**PROMPT:** Copy out the listing that follows, exact in every word, and skip the images.

**THE RECORDS:**
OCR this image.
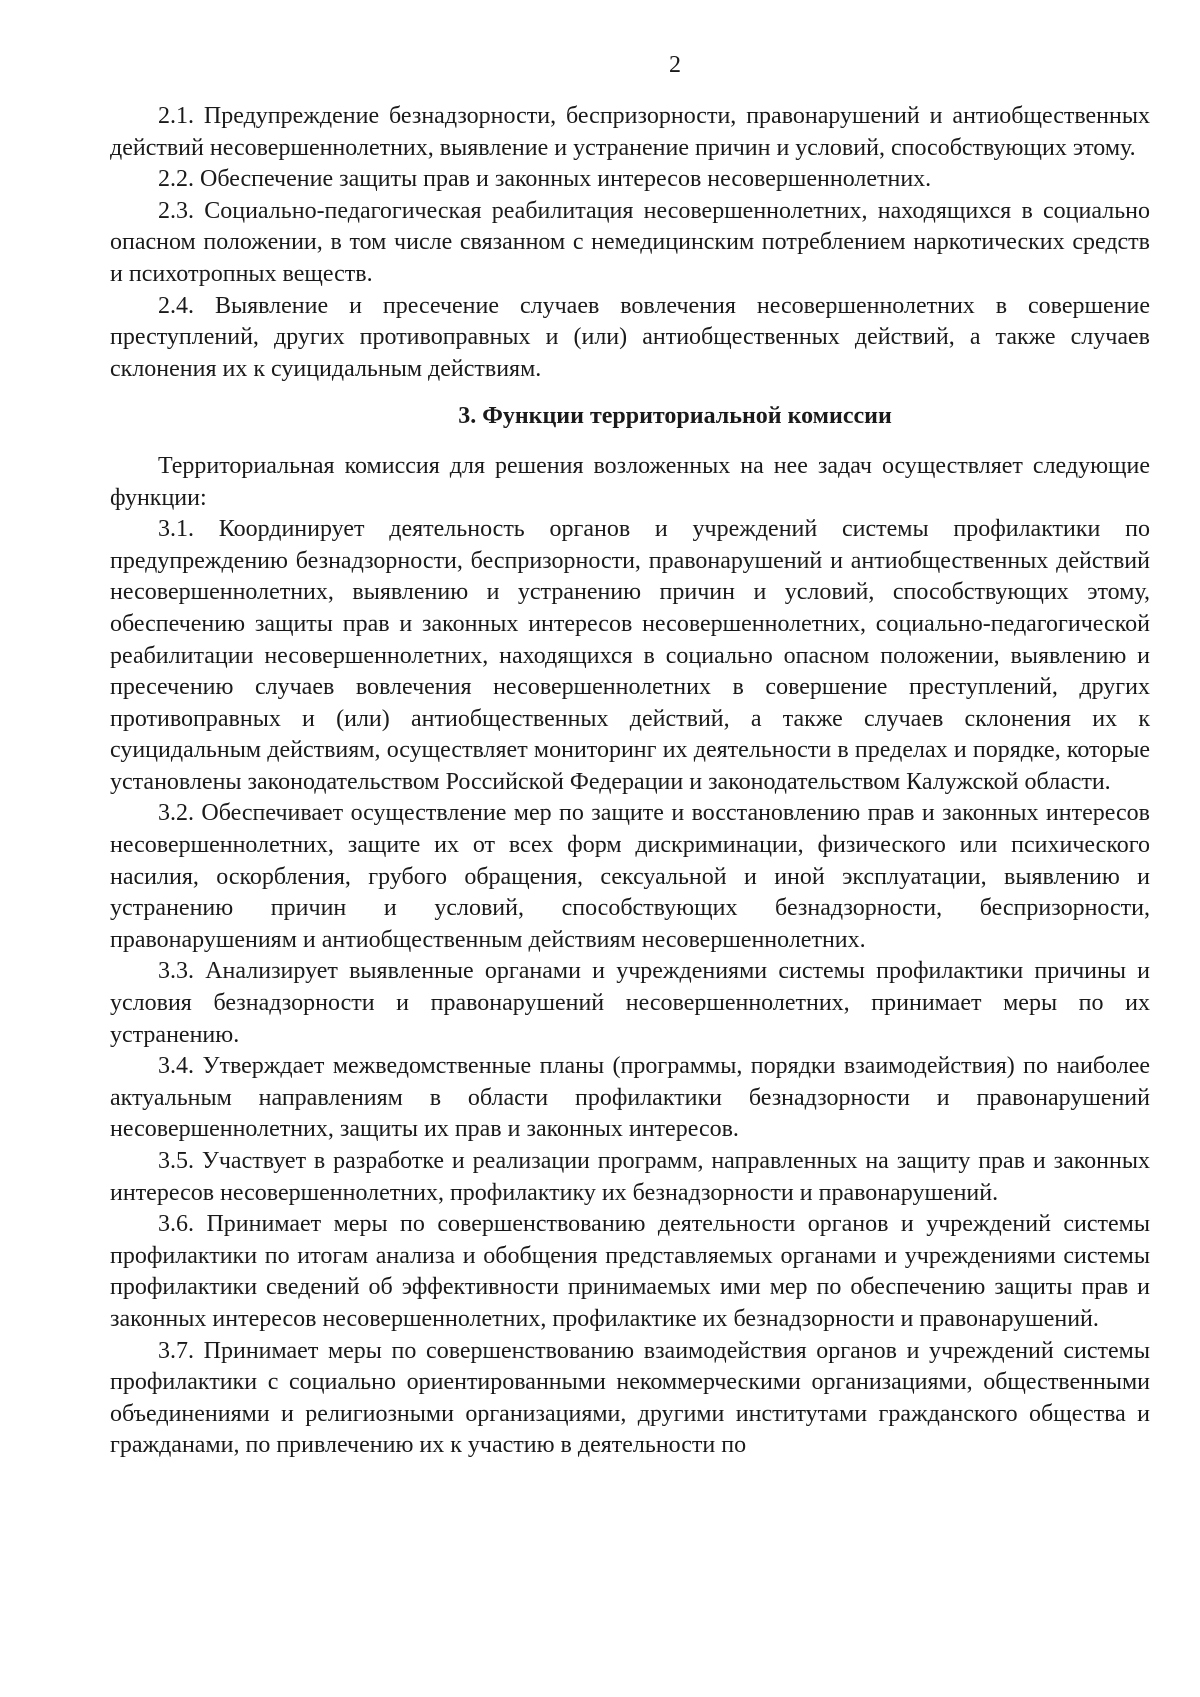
2

2.1. Предупреждение безнадзорности, беспризорности, правонарушений и антиобщественных действий несовершеннолетних, выявление и устранение причин и условий, способствующих этому.

2.2. Обеспечение защиты прав и законных интересов несовершеннолетних.

2.3. Социально-педагогическая реабилитация несовершеннолетних, находящихся в социально опасном положении, в том числе связанном с немедицинским потреблением наркотических средств и психотропных веществ.

2.4. Выявление и пресечение случаев вовлечения несовершеннолетних в совершение преступлений, других противоправных и (или) антиобщественных действий, а также случаев склонения их к суицидальным действиям.

3. Функции территориальной комиссии

Территориальная комиссия для решения возложенных на нее задач осуществляет следующие функции:

3.1. Координирует деятельность органов и учреждений системы профилактики по предупреждению безнадзорности, беспризорности, правонарушений и антиобщественных действий несовершеннолетних, выявлению и устранению причин и условий, способствующих этому, обеспечению защиты прав и законных интересов несовершеннолетних, социально-педагогической реабилитации несовершеннолетних, находящихся в социально опасном положении, выявлению и пресечению случаев вовлечения несовершеннолетних в совершение преступлений, других противоправных и (или) антиобщественных действий, а также случаев склонения их к суицидальным действиям, осуществляет мониторинг их деятельности в пределах и порядке, которые установлены законодательством Российской Федерации и законодательством Калужской области.

3.2. Обеспечивает осуществление мер по защите и восстановлению прав и законных интересов несовершеннолетних, защите их от всех форм дискриминации, физического или психического насилия, оскорбления, грубого обращения, сексуальной и иной эксплуатации, выявлению и устранению причин и условий, способствующих безнадзорности, беспризорности, правонарушениям и антиобщественным действиям несовершеннолетних.

3.3. Анализирует выявленные органами и учреждениями системы профилактики причины и условия безнадзорности и правонарушений несовершеннолетних, принимает меры по их устранению.

3.4. Утверждает межведомственные планы (программы, порядки взаимодействия) по наиболее актуальным направлениям в области профилактики безнадзорности и правонарушений несовершеннолетних, защиты их прав и законных интересов.

3.5. Участвует в разработке и реализации программ, направленных на защиту прав и законных интересов несовершеннолетних, профилактику их безнадзорности и правонарушений.

3.6. Принимает меры по совершенствованию деятельности органов и учреждений системы профилактики по итогам анализа и обобщения представляемых органами и учреждениями системы профилактики сведений об эффективности принимаемых ими мер по обеспечению защиты прав и законных интересов несовершеннолетних, профилактике их безнадзорности и правонарушений.

3.7. Принимает меры по совершенствованию взаимодействия органов и учреждений системы профилактики с социально ориентированными некоммерческими организациями, общественными объединениями и религиозными организациями, другими институтами гражданского общества и гражданами, по привлечению их к участию в деятельности по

**WRITTEN ANSWER:**
OCR this image.
2

2.1. Предупреждение безнадзорности, беспризорности, правонарушений и антиобщественных действий несовершеннолетних, выявление и устранение причин и условий, способствующих этому.

2.2. Обеспечение защиты прав и законных интересов несовершеннолетних.

2.3. Социально-педагогическая реабилитация несовершеннолетних, находящихся в социально опасном положении, в том числе связанном с немедицинским потреблением наркотических средств и психотропных веществ.

2.4. Выявление и пресечение случаев вовлечения несовершеннолетних в совершение преступлений, других противоправных и (или) антиобщественных действий, а также случаев склонения их к суицидальным действиям.

3. Функции территориальной комиссии

Территориальная комиссия для решения возложенных на нее задач осуществляет следующие функции:

3.1. Координирует деятельность органов и учреждений системы профилактики по предупреждению безнадзорности, беспризорности, правонарушений и антиобщественных действий несовершеннолетних, выявлению и устранению причин и условий, способствующих этому, обеспечению защиты прав и законных интересов несовершеннолетних, социально-педагогической реабилитации несовершеннолетних, находящихся в социально опасном положении, выявлению и пресечению случаев вовлечения несовершеннолетних в совершение преступлений, других противоправных и (или) антиобщественных действий, а также случаев склонения их к суицидальным действиям, осуществляет мониторинг их деятельности в пределах и порядке, которые установлены законодательством Российской Федерации и законодательством Калужской области.

3.2. Обеспечивает осуществление мер по защите и восстановлению прав и законных интересов несовершеннолетних, защите их от всех форм дискриминации, физического или психического насилия, оскорбления, грубого обращения, сексуальной и иной эксплуатации, выявлению и устранению причин и условий, способствующих безнадзорности, беспризорности, правонарушениям и антиобщественным действиям несовершеннолетних.

3.3. Анализирует выявленные органами и учреждениями системы профилактики причины и условия безнадзорности и правонарушений несовершеннолетних, принимает меры по их устранению.

3.4. Утверждает межведомственные планы (программы, порядки взаимодействия) по наиболее актуальным направлениям в области профилактики безнадзорности и правонарушений несовершеннолетних, защиты их прав и законных интересов.

3.5. Участвует в разработке и реализации программ, направленных на защиту прав и законных интересов несовершеннолетних, профилактику их безнадзорности и правонарушений.

3.6. Принимает меры по совершенствованию деятельности органов и учреждений системы профилактики по итогам анализа и обобщения представляемых органами и учреждениями системы профилактики сведений об эффективности принимаемых ими мер по обеспечению защиты прав и законных интересов несовершеннолетних, профилактике их безнадзорности и правонарушений.

3.7. Принимает меры по совершенствованию взаимодействия органов и учреждений системы профилактики с социально ориентированными некоммерческими организациями, общественными объединениями и религиозными организациями, другими институтами гражданского общества и гражданами, по привлечению их к участию в деятельности по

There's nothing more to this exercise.